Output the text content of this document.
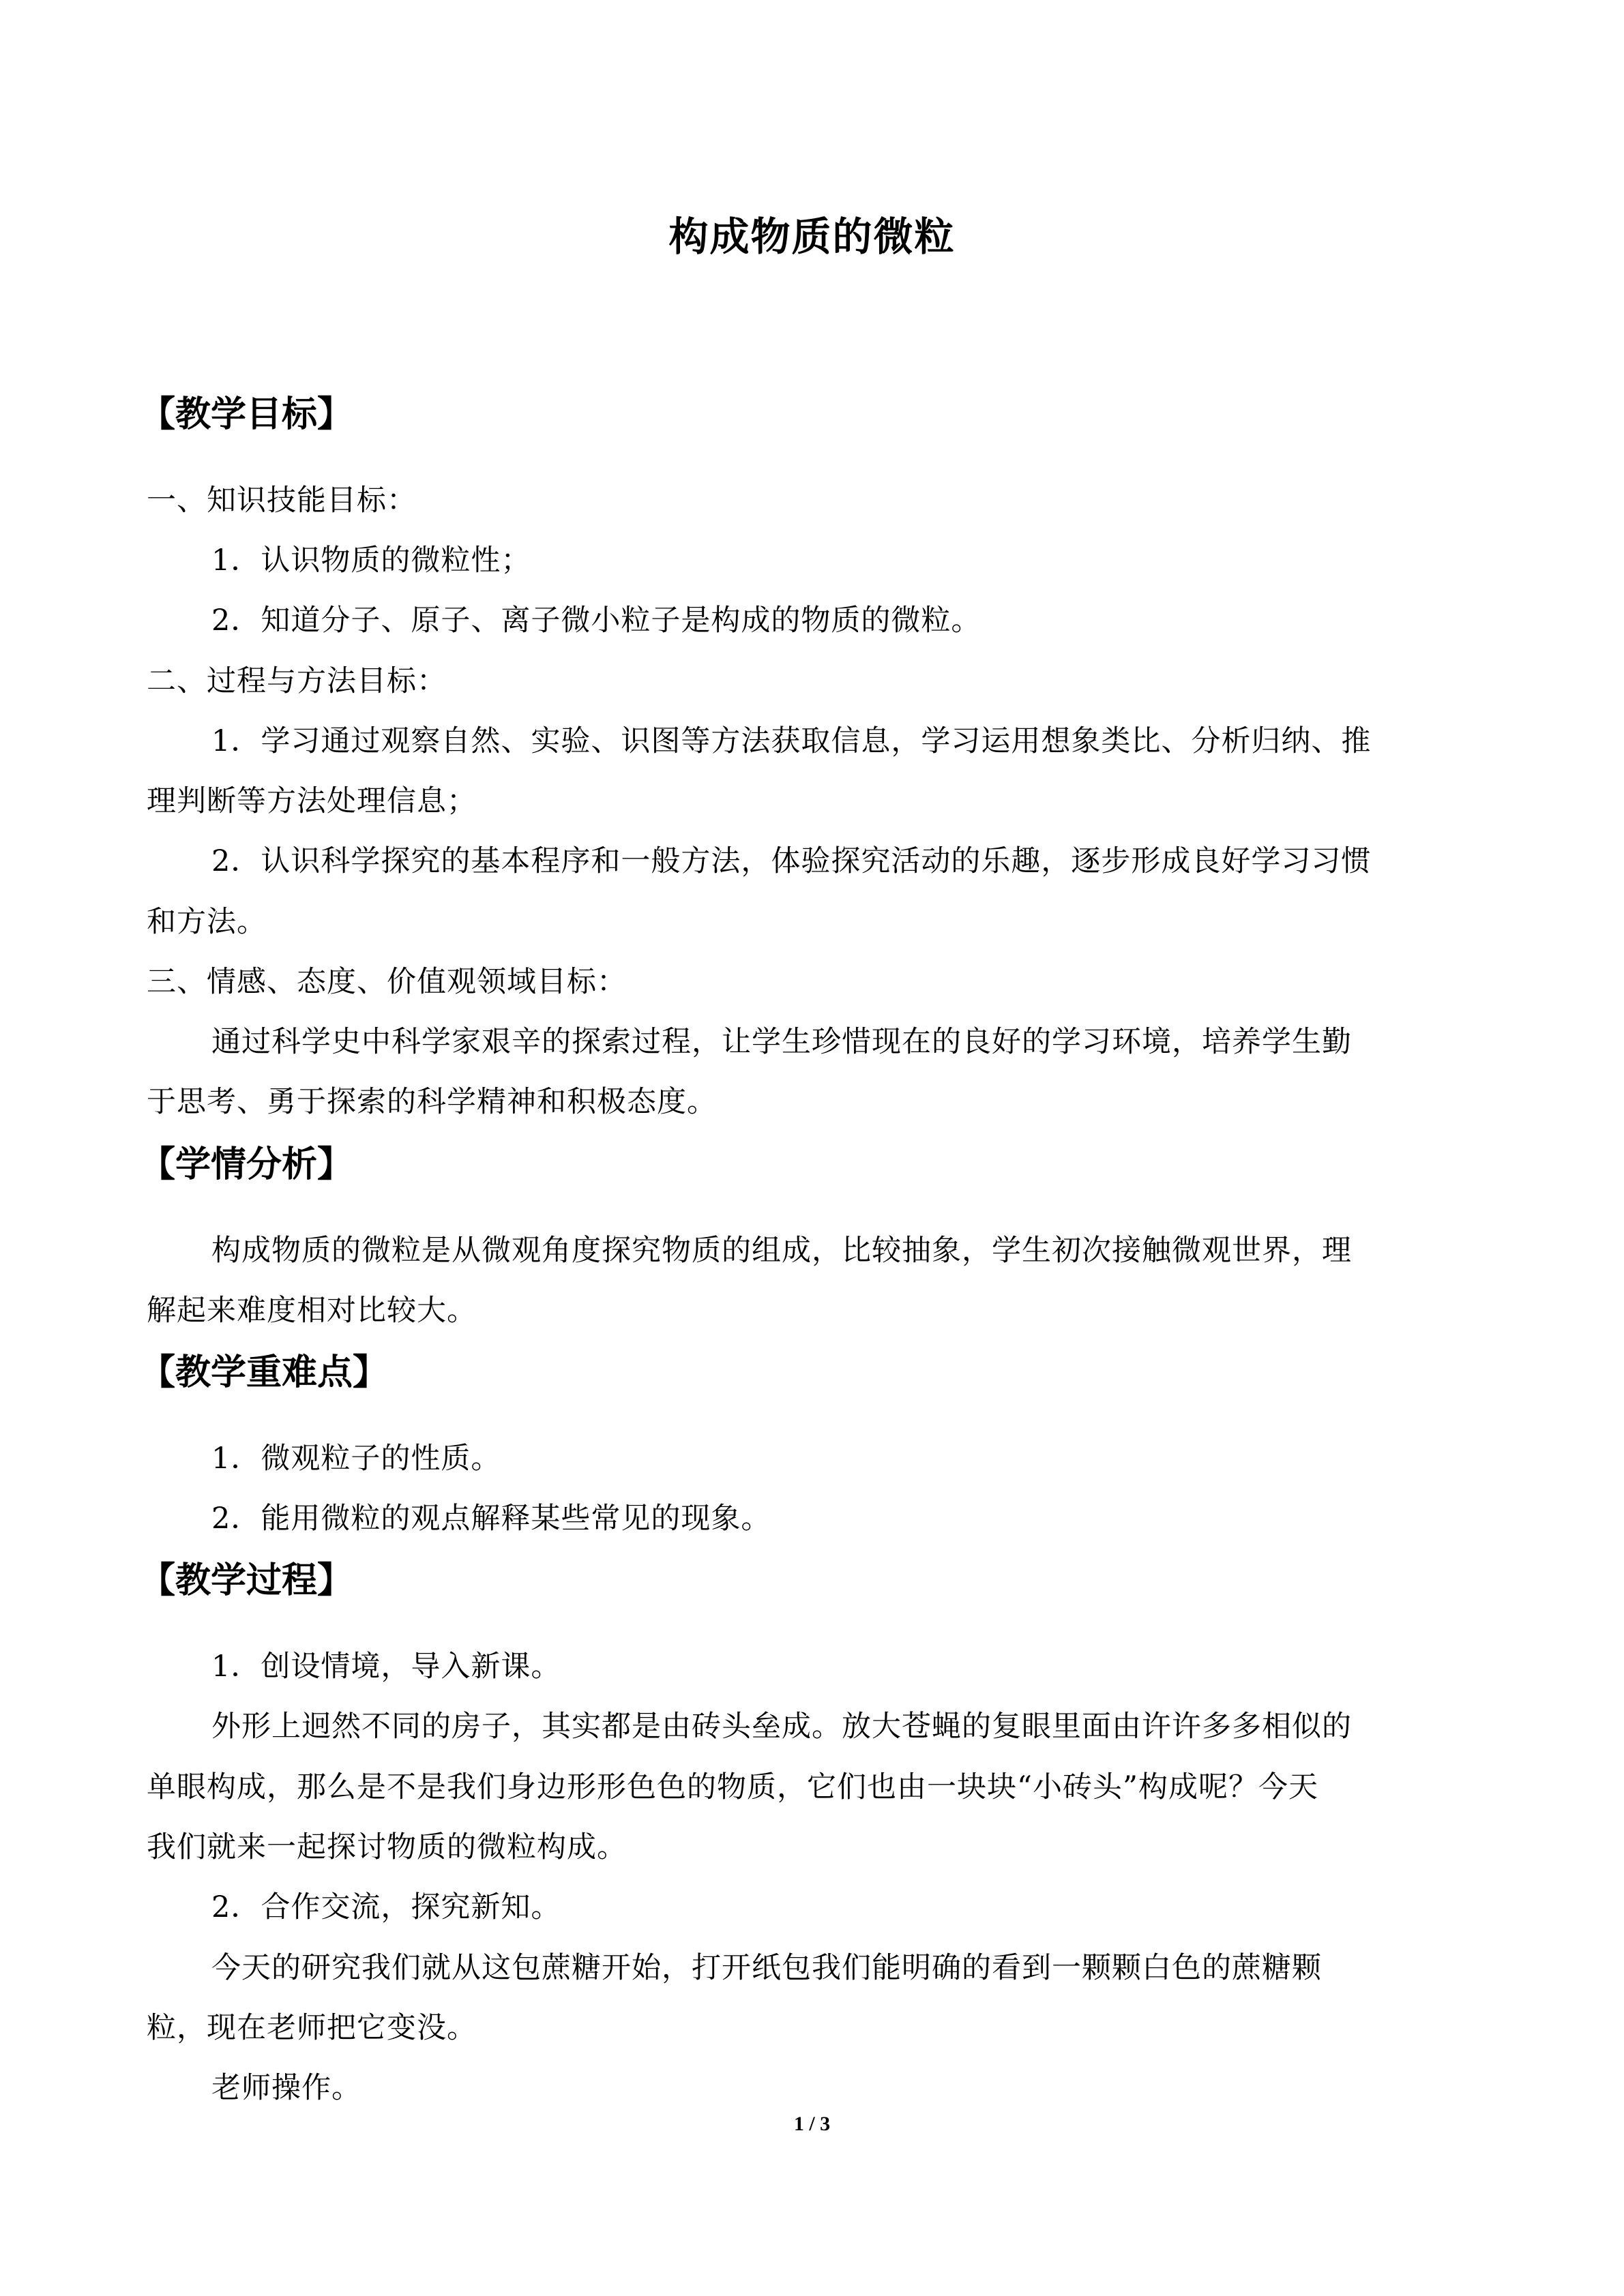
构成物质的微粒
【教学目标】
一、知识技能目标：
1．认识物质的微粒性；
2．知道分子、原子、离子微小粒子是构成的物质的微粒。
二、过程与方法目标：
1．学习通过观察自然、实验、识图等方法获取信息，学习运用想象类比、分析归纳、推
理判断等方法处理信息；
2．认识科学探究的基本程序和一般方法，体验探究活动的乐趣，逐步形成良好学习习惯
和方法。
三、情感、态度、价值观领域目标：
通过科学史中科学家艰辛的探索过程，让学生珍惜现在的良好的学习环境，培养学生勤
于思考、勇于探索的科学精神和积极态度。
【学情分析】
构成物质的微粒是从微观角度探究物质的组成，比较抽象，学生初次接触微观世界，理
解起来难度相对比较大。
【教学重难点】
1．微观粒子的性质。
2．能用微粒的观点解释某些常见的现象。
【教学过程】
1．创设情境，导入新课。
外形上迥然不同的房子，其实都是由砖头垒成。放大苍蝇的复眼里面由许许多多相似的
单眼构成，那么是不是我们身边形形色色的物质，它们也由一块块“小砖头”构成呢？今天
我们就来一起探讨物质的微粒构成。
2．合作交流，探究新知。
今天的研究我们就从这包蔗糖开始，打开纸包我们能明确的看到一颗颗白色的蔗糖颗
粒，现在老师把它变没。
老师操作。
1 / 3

---

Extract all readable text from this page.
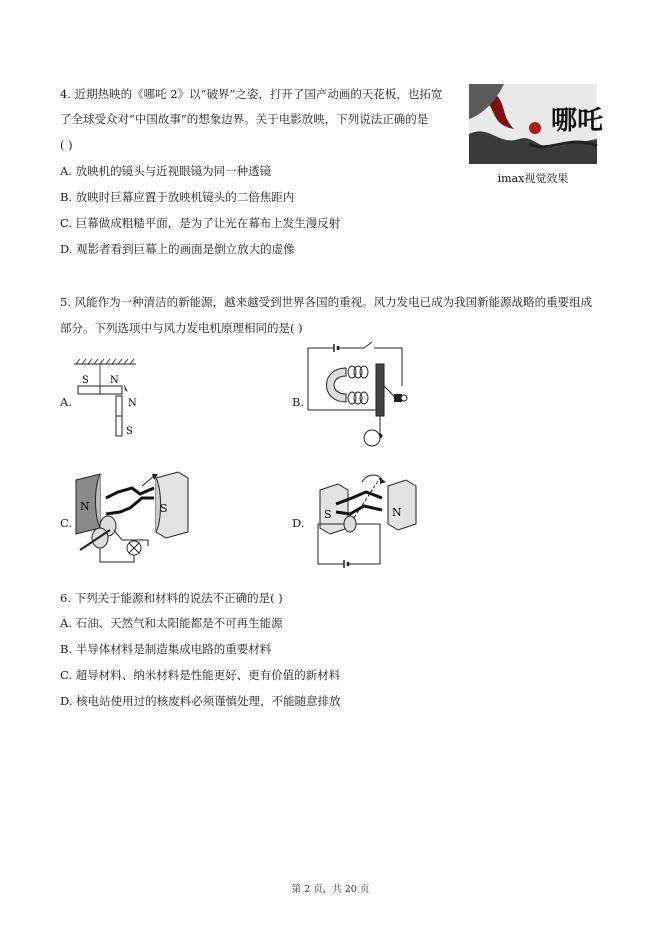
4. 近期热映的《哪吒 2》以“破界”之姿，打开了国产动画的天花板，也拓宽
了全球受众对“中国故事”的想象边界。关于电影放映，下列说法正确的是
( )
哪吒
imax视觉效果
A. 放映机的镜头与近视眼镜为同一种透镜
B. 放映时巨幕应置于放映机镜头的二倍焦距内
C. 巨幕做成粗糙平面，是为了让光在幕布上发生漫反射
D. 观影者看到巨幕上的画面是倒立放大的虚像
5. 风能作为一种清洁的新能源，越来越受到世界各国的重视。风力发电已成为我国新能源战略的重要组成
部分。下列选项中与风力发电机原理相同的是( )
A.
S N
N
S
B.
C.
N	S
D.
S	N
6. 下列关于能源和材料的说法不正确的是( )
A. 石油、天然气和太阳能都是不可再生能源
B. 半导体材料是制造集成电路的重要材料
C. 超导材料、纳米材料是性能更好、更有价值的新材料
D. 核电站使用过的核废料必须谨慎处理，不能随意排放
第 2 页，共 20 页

■ **What the exercise asks**
In the listing, find every line containing the word "text" and list it.

■ **Output of the task**
Output the text content of this document.
Extract all readable text from this page.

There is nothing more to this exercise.